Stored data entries
- - - - -
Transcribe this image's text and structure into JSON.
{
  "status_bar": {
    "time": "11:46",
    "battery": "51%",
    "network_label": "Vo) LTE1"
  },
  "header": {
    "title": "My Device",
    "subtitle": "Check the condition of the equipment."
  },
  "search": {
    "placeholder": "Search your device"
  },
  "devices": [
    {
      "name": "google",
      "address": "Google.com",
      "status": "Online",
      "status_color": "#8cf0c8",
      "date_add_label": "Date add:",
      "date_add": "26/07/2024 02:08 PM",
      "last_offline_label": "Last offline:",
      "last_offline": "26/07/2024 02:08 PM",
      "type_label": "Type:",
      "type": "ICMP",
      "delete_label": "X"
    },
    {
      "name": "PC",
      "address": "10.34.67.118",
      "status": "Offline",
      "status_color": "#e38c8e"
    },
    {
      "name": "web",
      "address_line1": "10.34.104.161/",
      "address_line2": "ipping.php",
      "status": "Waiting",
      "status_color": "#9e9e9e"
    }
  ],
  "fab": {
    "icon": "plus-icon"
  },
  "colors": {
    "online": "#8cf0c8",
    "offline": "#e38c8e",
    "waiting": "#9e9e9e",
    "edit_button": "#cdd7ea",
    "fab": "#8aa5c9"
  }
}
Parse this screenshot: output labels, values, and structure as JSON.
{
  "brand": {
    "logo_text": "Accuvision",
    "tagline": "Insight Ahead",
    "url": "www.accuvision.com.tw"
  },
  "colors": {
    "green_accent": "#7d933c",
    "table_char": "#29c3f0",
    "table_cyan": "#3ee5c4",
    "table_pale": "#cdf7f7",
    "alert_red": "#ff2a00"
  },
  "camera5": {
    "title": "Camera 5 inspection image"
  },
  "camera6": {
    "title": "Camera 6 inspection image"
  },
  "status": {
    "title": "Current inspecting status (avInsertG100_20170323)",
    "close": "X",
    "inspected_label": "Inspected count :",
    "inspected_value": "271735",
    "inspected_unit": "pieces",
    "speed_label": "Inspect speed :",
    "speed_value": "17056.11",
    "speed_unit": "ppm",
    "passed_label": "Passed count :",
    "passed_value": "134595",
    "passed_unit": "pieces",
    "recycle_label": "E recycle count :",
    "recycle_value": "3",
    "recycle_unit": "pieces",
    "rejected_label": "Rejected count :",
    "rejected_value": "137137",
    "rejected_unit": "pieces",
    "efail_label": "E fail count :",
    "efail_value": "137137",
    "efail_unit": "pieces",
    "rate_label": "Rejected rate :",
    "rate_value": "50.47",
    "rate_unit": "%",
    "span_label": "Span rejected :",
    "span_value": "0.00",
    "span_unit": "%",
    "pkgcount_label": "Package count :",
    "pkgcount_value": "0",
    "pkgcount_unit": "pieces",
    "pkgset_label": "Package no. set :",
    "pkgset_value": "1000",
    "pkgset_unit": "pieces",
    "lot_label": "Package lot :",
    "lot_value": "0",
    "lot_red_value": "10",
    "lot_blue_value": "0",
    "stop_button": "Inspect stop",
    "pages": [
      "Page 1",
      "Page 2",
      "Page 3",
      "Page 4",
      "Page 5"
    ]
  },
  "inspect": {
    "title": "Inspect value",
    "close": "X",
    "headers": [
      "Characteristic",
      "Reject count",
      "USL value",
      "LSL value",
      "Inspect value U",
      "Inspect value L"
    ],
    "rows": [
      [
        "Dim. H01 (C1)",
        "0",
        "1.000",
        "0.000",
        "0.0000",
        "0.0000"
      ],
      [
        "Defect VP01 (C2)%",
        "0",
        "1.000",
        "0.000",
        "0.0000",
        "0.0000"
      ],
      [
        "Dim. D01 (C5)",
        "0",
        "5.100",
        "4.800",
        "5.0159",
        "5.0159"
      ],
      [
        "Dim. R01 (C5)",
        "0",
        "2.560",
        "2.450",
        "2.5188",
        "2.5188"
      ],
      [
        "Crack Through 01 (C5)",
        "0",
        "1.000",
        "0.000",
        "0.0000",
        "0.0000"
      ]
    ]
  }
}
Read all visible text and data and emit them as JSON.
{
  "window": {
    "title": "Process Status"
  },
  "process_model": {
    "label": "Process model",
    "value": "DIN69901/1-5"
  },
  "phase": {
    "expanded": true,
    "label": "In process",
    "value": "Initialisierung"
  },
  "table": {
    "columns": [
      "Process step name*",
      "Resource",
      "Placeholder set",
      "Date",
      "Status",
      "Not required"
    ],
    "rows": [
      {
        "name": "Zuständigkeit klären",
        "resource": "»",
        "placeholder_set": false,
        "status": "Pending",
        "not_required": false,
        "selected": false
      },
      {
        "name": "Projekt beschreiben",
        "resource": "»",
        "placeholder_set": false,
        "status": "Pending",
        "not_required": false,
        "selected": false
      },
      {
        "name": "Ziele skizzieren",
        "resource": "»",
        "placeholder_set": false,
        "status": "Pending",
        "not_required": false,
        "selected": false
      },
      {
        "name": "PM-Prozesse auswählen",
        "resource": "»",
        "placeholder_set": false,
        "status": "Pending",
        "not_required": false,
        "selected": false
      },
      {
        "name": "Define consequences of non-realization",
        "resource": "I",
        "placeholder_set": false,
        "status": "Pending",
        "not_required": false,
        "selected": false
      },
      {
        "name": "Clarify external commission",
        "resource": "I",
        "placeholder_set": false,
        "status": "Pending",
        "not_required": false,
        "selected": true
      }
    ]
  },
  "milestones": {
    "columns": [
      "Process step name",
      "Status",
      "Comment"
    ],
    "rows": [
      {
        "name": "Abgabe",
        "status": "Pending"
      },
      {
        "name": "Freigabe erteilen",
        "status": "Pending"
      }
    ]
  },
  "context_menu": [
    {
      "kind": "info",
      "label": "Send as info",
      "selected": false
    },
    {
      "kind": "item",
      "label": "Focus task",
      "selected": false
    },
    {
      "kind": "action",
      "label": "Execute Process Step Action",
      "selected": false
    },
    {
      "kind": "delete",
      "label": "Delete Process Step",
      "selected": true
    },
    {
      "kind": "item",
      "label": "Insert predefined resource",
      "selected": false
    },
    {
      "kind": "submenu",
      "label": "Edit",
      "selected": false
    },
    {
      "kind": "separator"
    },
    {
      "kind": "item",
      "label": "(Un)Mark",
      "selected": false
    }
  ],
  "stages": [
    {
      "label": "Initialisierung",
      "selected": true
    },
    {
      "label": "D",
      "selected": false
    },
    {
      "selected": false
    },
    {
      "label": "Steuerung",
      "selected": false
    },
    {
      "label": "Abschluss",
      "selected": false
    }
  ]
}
- - - - -
WHAT YOU HAVE TO DO: Give all of the entries again, word for word.

TASK SOLUTION:
Transcribe this image's text and structure into JSON.
{
  "status_bar": {
    "time": "11:46",
    "battery": "51%",
    "network_label": "Vo) LTE1"
  },
  "header": {
    "title": "My Device",
    "subtitle": "Check the condition of the equipment."
  },
  "search": {
    "placeholder": "Search your device"
  },
  "devices": [
    {
      "name": "google",
      "address": "Google.com",
      "status": "Online",
      "status_color": "#8cf0c8",
      "date_add_label": "Date add:",
      "date_add": "26/07/2024 02:08 PM",
      "last_offline_label": "Last offline:",
      "last_offline": "26/07/2024 02:08 PM",
      "type_label": "Type:",
      "type": "ICMP",
      "delete_label": "X"
    },
    {
      "name": "PC",
      "address": "10.34.67.118",
      "status": "Offline",
      "status_color": "#e38c8e"
    },
    {
      "name": "web",
      "address_line1": "10.34.104.161/",
      "address_line2": "ipping.php",
      "status": "Waiting",
      "status_color": "#9e9e9e"
    }
  ],
  "fab": {
    "icon": "plus-icon"
  },
  "colors": {
    "online": "#8cf0c8",
    "offline": "#e38c8e",
    "waiting": "#9e9e9e",
    "edit_button": "#cdd7ea",
    "fab": "#8aa5c9"
  }
}
Parse this screenshot: output labels, values, and structure as JSON.
{
  "brand": {
    "logo_text": "Accuvision",
    "tagline": "Insight Ahead",
    "url": "www.accuvision.com.tw"
  },
  "colors": {
    "green_accent": "#7d933c",
    "table_char": "#29c3f0",
    "table_cyan": "#3ee5c4",
    "table_pale": "#cdf7f7",
    "alert_red": "#ff2a00"
  },
  "camera5": {
    "title": "Camera 5 inspection image"
  },
  "camera6": {
    "title": "Camera 6 inspection image"
  },
  "status": {
    "title": "Current inspecting status (avInsertG100_20170323)",
    "close": "X",
    "inspected_label": "Inspected count :",
    "inspected_value": "271735",
    "inspected_unit": "pieces",
    "speed_label": "Inspect speed :",
    "speed_value": "17056.11",
    "speed_unit": "ppm",
    "passed_label": "Passed count :",
    "passed_value": "134595",
    "passed_unit": "pieces",
    "recycle_label": "E recycle count :",
    "recycle_value": "3",
    "recycle_unit": "pieces",
    "rejected_label": "Rejected count :",
    "rejected_value": "137137",
    "rejected_unit": "pieces",
    "efail_label": "E fail count :",
    "efail_value": "137137",
    "efail_unit": "pieces",
    "rate_label": "Rejected rate :",
    "rate_value": "50.47",
    "rate_unit": "%",
    "span_label": "Span rejected :",
    "span_value": "0.00",
    "span_unit": "%",
    "pkgcount_label": "Package count :",
    "pkgcount_value": "0",
    "pkgcount_unit": "pieces",
    "pkgset_label": "Package no. set :",
    "pkgset_value": "1000",
    "pkgset_unit": "pieces",
    "lot_label": "Package lot :",
    "lot_value": "0",
    "lot_red_value": "10",
    "lot_blue_value": "0",
    "stop_button": "Inspect stop",
    "pages": [
      "Page 1",
      "Page 2",
      "Page 3",
      "Page 4",
      "Page 5"
    ]
  },
  "inspect": {
    "title": "Inspect value",
    "close": "X",
    "headers": [
      "Characteristic",
      "Reject count",
      "USL value",
      "LSL value",
      "Inspect value U",
      "Inspect value L"
    ],
    "rows": [
      [
        "Dim. H01 (C1)",
        "0",
        "1.000",
        "0.000",
        "0.0000",
        "0.0000"
      ],
      [
        "Defect VP01 (C2)%",
        "0",
        "1.000",
        "0.000",
        "0.0000",
        "0.0000"
      ],
      [
        "Dim. D01 (C5)",
        "0",
        "5.100",
        "4.800",
        "5.0159",
        "5.0159"
      ],
      [
        "Dim. R01 (C5)",
        "0",
        "2.560",
        "2.450",
        "2.5188",
        "2.5188"
      ],
      [
        "Crack Through 01 (C5)",
        "0",
        "1.000",
        "0.000",
        "0.0000",
        "0.0000"
      ]
    ]
  }
}
Read all visible text and data and emit them as JSON.
{
  "window": {
    "title": "Process Status"
  },
  "process_model": {
    "label": "Process model",
    "value": "DIN69901/1-5"
  },
  "phase": {
    "expanded": true,
    "label": "In process",
    "value": "Initialisierung"
  },
  "table": {
    "columns": [
      "Process step name*",
      "Resource",
      "Placeholder set",
      "Date",
      "Status",
      "Not required"
    ],
    "rows": [
      {
        "name": "Zuständigkeit klären",
        "resource": "»",
        "placeholder_set": false,
        "status": "Pending",
        "not_required": false,
        "selected": false
      },
      {
        "name": "Projekt beschreiben",
        "resource": "»",
        "placeholder_set": false,
        "status": "Pending",
        "not_required": false,
        "selected": false
      },
      {
        "name": "Ziele skizzieren",
        "resource": "»",
        "placeholder_set": false,
        "status": "Pending",
        "not_required": false,
        "selected": false
      },
      {
        "name": "PM-Prozesse auswählen",
        "resource": "»",
        "placeholder_set": false,
        "status": "Pending",
        "not_required": false,
        "selected": false
      },
      {
        "name": "Define consequences of non-realization",
        "resource": "I",
        "placeholder_set": false,
        "status": "Pending",
        "not_required": false,
        "selected": false
      },
      {
        "name": "Clarify external commission",
        "resource": "I",
        "placeholder_set": false,
        "status": "Pending",
        "not_required": false,
        "selected": true
      }
    ]
  },
  "milestones": {
    "columns": [
      "Process step name",
      "Status",
      "Comment"
    ],
    "rows": [
      {
        "name": "Abgabe",
        "status": "Pending"
      },
      {
        "name": "Freigabe erteilen",
        "status": "Pending"
      }
    ]
  },
  "context_menu": [
    {
      "kind": "info",
      "label": "Send as info",
      "selected": false
    },
    {
      "kind": "item",
      "label": "Focus task",
      "selected": false
    },
    {
      "kind": "action",
      "label": "Execute Process Step Action",
      "selected": false
    },
    {
      "kind": "delete",
      "label": "Delete Process Step",
      "selected": true
    },
    {
      "kind": "item",
      "label": "Insert predefined resource",
      "selected": false
    },
    {
      "kind": "submenu",
      "label": "Edit",
      "selected": false
    },
    {
      "kind": "separator"
    },
    {
      "kind": "item",
      "label": "(Un)Mark",
      "selected": false
    }
  ],
  "stages": [
    {
      "label": "Initialisierung",
      "selected": true
    },
    {
      "label": "D",
      "selected": false
    },
    {
      "selected": false
    },
    {
      "label": "Steuerung",
      "selected": false
    },
    {
      "label": "Abschluss",
      "selected": false
    }
  ]
}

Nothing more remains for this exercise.